Required task :: Reproduce the items line for line, beginning with the first line and continuing through the line that contains "154, 630, 171]", which is included.

== The input

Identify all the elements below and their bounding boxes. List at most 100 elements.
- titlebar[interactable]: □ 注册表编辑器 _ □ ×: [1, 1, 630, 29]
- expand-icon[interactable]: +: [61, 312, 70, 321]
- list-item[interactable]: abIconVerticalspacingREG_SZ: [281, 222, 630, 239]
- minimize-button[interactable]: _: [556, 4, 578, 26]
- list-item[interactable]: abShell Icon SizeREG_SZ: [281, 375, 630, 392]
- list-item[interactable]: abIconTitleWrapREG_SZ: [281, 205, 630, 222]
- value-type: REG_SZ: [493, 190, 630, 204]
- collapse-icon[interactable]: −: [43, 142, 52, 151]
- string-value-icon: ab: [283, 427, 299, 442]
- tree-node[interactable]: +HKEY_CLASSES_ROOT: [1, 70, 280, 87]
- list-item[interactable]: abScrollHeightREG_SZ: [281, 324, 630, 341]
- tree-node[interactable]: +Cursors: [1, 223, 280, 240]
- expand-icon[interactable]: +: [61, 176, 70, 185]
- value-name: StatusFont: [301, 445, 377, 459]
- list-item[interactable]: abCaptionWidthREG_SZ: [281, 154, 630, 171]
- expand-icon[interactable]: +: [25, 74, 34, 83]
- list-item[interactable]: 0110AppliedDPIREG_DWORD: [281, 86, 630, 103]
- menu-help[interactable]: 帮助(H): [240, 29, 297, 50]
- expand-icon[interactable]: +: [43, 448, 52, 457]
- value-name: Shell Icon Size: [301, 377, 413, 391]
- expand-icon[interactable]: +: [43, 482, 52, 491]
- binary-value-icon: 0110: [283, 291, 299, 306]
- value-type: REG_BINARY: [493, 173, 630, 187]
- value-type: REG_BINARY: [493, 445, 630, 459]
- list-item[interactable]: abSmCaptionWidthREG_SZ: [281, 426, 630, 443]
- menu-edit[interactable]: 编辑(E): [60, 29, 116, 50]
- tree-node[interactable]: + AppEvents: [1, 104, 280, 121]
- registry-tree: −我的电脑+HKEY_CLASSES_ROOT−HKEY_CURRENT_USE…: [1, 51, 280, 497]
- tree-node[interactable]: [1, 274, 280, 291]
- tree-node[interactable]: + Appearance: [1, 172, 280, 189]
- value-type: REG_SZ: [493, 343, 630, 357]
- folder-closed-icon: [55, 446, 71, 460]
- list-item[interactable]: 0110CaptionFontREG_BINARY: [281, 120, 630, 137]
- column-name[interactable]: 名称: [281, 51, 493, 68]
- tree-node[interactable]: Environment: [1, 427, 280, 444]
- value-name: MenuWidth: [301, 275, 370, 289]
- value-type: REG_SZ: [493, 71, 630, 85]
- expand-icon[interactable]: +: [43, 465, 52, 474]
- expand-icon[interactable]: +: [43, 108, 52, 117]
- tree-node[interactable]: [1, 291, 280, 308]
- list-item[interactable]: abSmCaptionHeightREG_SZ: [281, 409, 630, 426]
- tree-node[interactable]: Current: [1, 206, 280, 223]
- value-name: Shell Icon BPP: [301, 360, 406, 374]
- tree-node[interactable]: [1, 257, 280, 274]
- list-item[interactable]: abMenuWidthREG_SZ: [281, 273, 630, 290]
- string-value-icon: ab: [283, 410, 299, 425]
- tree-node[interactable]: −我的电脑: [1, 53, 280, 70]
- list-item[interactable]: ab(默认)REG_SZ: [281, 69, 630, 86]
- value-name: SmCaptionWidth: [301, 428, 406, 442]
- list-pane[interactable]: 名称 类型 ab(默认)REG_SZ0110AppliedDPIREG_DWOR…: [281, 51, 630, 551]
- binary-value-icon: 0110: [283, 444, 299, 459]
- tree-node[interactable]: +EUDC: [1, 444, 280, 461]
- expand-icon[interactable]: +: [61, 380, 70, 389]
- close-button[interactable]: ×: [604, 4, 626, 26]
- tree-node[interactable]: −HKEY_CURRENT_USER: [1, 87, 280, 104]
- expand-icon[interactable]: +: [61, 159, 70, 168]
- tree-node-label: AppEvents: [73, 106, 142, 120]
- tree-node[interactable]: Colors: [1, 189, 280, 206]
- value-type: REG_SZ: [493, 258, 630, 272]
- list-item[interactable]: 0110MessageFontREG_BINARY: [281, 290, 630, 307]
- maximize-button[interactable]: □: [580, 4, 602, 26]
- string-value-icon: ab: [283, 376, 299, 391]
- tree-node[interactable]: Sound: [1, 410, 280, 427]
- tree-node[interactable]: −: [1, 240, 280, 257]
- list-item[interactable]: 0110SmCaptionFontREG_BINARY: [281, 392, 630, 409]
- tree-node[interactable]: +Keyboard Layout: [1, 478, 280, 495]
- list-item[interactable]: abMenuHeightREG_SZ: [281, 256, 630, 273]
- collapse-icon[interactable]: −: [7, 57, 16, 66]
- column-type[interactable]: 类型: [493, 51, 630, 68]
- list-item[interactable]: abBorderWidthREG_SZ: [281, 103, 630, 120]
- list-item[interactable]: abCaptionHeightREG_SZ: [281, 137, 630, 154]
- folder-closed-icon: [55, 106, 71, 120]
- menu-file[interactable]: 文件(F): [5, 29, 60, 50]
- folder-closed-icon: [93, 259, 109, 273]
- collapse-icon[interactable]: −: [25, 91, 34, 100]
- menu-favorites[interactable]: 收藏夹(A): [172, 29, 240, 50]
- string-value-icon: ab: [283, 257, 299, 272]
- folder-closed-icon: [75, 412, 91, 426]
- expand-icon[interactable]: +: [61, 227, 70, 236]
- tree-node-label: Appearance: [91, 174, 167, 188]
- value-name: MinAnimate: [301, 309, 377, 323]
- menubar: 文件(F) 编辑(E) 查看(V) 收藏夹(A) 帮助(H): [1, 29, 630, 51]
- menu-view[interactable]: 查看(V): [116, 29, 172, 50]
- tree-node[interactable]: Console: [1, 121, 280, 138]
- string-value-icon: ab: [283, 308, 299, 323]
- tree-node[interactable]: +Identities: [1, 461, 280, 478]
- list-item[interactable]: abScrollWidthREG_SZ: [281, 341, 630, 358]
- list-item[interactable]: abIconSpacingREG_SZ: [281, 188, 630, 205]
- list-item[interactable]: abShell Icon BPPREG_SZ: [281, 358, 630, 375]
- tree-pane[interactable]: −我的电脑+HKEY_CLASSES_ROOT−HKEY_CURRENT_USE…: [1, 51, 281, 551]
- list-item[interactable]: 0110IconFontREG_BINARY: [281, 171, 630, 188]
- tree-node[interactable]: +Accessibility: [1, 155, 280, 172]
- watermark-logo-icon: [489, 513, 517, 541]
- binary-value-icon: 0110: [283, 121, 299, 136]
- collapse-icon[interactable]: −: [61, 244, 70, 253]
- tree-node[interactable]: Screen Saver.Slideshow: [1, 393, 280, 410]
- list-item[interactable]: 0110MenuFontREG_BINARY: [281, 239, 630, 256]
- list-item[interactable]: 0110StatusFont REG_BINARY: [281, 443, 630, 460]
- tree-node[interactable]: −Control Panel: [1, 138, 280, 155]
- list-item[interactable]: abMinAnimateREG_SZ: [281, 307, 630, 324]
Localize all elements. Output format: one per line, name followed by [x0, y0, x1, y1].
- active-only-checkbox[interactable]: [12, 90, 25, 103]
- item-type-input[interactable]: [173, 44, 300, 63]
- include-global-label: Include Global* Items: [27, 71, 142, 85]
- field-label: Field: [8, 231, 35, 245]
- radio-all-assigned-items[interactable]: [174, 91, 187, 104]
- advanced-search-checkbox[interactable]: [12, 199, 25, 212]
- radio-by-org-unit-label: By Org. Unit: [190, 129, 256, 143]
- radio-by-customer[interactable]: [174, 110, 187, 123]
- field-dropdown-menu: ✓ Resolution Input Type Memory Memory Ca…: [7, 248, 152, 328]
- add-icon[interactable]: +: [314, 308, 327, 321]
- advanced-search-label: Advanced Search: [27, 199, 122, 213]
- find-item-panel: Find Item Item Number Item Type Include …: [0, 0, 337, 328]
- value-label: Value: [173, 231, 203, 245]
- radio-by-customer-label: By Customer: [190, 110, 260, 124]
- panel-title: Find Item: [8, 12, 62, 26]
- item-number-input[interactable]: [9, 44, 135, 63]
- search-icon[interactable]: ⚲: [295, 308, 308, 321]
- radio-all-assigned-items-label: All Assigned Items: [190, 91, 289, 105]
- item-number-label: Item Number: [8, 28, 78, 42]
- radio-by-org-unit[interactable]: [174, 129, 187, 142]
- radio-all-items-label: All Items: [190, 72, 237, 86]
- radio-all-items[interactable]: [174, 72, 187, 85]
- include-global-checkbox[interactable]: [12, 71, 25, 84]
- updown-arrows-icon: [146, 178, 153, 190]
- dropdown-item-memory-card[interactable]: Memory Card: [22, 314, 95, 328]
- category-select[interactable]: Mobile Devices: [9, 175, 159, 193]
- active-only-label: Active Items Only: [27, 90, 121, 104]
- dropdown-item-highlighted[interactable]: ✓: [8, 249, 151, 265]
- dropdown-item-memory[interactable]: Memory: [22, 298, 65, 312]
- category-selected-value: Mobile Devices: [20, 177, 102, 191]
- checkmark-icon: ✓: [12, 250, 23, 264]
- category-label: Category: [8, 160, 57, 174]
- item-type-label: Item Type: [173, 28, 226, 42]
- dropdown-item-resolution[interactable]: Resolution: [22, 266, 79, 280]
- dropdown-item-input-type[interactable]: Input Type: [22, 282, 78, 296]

====

Final answer ::
Identify all the elements below and their bounding boxes. List at most 100 elements.
- titlebar[interactable]: □ 注册表编辑器 _ □ ×: [1, 1, 630, 29]
- expand-icon[interactable]: +: [61, 312, 70, 321]
- list-item[interactable]: abIconVerticalspacingREG_SZ: [281, 222, 630, 239]
- minimize-button[interactable]: _: [556, 4, 578, 26]
- list-item[interactable]: abShell Icon SizeREG_SZ: [281, 375, 630, 392]
- list-item[interactable]: abIconTitleWrapREG_SZ: [281, 205, 630, 222]
- value-type: REG_SZ: [493, 190, 630, 204]
- collapse-icon[interactable]: −: [43, 142, 52, 151]
- string-value-icon: ab: [283, 427, 299, 442]
- tree-node[interactable]: +HKEY_CLASSES_ROOT: [1, 70, 280, 87]
- list-item[interactable]: abScrollHeightREG_SZ: [281, 324, 630, 341]
- tree-node[interactable]: +Cursors: [1, 223, 280, 240]
- expand-icon[interactable]: +: [61, 176, 70, 185]
- value-name: StatusFont: [301, 445, 377, 459]
- list-item[interactable]: abCaptionWidthREG_SZ: [281, 154, 630, 171]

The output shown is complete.